**GIVEN PROBLEM**
Note each line where "true" appears, and copy it.

========

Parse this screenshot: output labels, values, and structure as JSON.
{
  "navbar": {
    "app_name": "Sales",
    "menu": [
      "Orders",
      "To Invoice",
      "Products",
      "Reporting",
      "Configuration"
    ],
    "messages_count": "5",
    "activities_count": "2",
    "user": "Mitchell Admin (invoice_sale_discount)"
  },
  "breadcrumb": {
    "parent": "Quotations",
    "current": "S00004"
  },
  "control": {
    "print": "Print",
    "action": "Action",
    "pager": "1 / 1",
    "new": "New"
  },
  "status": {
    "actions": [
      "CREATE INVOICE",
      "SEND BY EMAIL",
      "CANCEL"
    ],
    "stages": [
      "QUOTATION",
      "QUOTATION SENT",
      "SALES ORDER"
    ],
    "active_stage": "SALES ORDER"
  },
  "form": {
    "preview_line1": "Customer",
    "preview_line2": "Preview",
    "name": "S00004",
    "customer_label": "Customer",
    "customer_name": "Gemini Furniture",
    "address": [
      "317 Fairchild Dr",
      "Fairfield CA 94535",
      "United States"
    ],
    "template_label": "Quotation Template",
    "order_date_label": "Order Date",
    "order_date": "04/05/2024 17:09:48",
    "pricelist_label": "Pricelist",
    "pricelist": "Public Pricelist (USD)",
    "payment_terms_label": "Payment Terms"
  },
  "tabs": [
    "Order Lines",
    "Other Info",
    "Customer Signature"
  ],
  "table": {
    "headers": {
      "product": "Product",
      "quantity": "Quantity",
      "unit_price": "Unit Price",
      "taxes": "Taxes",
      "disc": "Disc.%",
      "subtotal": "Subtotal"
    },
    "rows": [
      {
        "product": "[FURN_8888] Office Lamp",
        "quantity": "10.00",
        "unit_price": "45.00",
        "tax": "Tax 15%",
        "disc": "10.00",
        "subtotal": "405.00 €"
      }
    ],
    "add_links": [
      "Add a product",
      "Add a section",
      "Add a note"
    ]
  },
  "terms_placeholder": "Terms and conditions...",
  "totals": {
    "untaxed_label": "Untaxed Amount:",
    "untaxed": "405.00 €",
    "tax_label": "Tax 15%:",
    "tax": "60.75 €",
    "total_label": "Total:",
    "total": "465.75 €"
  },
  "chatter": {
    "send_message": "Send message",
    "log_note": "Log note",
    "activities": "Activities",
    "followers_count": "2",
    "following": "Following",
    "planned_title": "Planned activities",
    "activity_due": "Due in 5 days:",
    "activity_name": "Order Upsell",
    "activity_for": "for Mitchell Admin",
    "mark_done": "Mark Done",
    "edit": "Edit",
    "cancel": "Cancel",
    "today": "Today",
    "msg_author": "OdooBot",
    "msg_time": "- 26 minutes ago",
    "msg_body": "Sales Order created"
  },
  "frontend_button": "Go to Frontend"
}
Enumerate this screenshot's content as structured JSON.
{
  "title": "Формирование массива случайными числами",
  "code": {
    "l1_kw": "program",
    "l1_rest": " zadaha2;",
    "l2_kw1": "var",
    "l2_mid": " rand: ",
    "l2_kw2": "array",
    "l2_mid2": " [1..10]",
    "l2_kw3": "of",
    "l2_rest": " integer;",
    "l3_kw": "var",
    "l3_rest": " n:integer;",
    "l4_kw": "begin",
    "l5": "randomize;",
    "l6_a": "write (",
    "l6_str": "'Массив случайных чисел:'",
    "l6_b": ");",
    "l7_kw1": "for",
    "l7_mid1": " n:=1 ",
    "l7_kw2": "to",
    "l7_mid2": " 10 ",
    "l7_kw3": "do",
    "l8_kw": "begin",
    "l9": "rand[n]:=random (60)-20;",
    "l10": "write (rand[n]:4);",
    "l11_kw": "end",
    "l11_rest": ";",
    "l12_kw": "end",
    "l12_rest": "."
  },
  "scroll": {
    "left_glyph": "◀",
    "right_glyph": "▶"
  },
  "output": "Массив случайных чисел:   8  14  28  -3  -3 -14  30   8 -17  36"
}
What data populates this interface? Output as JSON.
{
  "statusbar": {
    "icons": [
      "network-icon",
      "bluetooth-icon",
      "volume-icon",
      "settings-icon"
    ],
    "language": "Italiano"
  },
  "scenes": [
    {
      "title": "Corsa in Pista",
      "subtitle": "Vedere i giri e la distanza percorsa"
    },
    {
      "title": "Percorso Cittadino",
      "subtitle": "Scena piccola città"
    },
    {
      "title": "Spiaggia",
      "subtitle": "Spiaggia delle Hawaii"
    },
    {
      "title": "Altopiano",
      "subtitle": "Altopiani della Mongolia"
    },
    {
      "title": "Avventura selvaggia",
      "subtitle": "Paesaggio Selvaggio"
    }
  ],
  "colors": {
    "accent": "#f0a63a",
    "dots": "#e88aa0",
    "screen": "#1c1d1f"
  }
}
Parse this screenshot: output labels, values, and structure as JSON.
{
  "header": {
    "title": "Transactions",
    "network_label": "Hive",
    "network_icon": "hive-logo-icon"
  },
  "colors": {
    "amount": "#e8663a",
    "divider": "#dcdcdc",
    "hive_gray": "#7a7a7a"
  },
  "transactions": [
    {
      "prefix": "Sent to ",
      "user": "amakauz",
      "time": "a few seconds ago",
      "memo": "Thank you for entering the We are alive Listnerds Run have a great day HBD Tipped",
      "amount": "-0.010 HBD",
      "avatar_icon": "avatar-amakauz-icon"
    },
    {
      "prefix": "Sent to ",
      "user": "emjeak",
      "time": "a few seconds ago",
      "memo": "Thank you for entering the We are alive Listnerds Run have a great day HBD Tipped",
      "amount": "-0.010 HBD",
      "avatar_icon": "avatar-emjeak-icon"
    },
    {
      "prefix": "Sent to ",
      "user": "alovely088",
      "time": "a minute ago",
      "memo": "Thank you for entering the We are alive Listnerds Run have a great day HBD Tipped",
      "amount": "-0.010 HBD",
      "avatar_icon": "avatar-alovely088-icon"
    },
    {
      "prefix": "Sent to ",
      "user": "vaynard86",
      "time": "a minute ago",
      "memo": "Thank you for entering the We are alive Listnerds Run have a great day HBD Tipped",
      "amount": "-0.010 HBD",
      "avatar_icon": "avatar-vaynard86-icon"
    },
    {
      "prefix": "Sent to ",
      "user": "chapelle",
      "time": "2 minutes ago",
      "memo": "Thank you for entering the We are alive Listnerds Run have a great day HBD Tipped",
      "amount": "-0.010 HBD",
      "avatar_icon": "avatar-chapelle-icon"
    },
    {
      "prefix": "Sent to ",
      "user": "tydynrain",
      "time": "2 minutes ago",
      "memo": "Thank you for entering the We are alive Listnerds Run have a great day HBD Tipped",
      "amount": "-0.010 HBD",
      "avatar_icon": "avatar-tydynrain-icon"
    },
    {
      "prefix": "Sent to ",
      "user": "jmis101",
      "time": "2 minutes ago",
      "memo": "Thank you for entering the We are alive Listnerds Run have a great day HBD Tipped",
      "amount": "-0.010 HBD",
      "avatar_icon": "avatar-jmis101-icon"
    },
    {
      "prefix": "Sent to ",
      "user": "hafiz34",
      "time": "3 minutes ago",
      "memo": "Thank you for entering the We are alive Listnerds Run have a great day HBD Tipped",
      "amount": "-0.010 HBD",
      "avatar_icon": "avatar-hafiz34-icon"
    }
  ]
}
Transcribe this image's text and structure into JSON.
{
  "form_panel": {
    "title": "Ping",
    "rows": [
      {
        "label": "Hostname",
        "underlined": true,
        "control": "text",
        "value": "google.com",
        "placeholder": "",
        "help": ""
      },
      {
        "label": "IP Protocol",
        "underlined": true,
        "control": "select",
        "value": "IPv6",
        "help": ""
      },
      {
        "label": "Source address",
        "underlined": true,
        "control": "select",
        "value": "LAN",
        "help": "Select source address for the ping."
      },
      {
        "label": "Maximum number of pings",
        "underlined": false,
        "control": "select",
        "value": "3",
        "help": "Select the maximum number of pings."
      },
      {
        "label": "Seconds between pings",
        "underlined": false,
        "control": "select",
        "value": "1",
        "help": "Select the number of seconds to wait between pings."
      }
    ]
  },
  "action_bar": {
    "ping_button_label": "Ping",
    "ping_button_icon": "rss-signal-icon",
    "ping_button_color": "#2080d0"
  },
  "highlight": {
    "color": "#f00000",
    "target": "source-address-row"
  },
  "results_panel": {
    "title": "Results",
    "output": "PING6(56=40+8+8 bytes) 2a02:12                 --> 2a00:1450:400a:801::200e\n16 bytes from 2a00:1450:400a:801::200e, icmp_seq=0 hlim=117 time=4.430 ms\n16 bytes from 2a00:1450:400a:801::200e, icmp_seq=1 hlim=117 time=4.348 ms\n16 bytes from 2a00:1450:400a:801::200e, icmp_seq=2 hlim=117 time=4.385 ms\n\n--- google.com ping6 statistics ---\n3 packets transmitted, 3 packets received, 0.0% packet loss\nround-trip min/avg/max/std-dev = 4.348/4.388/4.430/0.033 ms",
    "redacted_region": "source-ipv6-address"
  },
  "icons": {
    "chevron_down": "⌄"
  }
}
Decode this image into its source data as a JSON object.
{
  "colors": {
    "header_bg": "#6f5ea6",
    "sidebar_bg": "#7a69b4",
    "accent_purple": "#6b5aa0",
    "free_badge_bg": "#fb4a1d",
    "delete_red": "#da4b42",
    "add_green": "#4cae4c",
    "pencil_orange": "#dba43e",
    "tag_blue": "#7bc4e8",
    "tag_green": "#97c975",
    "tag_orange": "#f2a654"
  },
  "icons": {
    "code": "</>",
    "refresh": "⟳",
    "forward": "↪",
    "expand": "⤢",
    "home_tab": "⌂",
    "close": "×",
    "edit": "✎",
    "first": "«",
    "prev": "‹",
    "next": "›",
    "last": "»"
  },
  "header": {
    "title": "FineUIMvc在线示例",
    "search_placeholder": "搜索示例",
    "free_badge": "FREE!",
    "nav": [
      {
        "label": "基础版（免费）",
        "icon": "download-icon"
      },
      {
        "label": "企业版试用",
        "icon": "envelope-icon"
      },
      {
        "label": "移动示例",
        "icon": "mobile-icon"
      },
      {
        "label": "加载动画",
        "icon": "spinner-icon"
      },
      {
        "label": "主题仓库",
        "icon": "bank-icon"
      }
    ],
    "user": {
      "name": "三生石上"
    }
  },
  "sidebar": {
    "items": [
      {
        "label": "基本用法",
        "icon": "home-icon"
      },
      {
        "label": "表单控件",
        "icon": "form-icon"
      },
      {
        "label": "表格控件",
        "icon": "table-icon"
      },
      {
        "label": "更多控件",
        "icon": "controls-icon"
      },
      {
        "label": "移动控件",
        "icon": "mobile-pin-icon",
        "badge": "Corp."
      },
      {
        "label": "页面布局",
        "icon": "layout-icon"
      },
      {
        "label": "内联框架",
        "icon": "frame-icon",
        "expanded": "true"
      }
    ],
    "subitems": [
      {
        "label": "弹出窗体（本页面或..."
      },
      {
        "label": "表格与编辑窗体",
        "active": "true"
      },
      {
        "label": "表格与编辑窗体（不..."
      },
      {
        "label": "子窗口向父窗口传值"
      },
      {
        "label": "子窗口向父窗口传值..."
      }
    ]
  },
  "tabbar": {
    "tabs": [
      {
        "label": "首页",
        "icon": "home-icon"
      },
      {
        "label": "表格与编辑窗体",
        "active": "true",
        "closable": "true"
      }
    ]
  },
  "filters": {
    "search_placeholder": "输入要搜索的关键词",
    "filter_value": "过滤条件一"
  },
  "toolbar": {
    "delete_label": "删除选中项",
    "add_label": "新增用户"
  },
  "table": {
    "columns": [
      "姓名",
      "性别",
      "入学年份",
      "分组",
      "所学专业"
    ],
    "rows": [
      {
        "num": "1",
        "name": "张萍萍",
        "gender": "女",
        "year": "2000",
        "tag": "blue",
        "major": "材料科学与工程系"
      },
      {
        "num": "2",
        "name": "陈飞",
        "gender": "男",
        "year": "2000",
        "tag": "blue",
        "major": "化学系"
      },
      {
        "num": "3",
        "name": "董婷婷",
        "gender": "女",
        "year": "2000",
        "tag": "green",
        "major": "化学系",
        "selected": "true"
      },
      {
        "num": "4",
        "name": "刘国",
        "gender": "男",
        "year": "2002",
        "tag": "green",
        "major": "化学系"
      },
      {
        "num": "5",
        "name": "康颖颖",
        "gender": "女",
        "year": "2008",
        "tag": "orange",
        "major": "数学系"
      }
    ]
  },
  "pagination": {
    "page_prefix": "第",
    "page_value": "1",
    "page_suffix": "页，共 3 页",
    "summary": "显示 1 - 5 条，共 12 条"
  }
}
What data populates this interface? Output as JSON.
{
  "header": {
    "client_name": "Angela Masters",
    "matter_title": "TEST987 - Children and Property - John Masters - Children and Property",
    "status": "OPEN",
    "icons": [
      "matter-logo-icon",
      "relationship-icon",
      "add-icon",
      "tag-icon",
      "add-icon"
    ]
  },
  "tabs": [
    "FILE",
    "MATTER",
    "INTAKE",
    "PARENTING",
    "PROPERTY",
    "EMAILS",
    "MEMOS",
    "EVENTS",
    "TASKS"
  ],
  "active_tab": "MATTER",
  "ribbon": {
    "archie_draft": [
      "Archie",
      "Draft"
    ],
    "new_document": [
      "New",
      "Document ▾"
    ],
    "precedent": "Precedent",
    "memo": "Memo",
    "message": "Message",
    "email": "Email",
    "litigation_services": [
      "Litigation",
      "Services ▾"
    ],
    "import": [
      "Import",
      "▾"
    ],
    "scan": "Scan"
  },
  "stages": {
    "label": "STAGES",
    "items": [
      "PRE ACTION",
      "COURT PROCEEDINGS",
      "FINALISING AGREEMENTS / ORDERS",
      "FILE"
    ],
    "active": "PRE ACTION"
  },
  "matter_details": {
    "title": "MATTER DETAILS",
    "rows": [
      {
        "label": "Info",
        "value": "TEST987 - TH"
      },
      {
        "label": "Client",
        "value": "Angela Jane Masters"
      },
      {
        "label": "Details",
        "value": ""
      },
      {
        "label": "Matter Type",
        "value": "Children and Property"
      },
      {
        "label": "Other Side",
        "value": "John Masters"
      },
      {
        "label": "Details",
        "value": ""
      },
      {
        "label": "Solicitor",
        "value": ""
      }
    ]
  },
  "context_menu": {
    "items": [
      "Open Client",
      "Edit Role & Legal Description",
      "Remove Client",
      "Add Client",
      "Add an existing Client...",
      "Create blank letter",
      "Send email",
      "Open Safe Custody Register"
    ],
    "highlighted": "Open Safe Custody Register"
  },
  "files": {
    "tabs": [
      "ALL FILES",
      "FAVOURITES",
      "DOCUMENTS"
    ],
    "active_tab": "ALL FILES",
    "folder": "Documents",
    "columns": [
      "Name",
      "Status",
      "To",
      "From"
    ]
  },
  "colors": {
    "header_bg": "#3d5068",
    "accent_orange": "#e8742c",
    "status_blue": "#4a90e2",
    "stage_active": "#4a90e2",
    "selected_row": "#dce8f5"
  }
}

========

**EXERCISE SOLUTION**
        "underlined": true,
        "underlined": true,
        "underlined": true,
        "expanded": "true"
        "active": "true"
        "active": "true",
        "closable": "true"
        "selected": "true"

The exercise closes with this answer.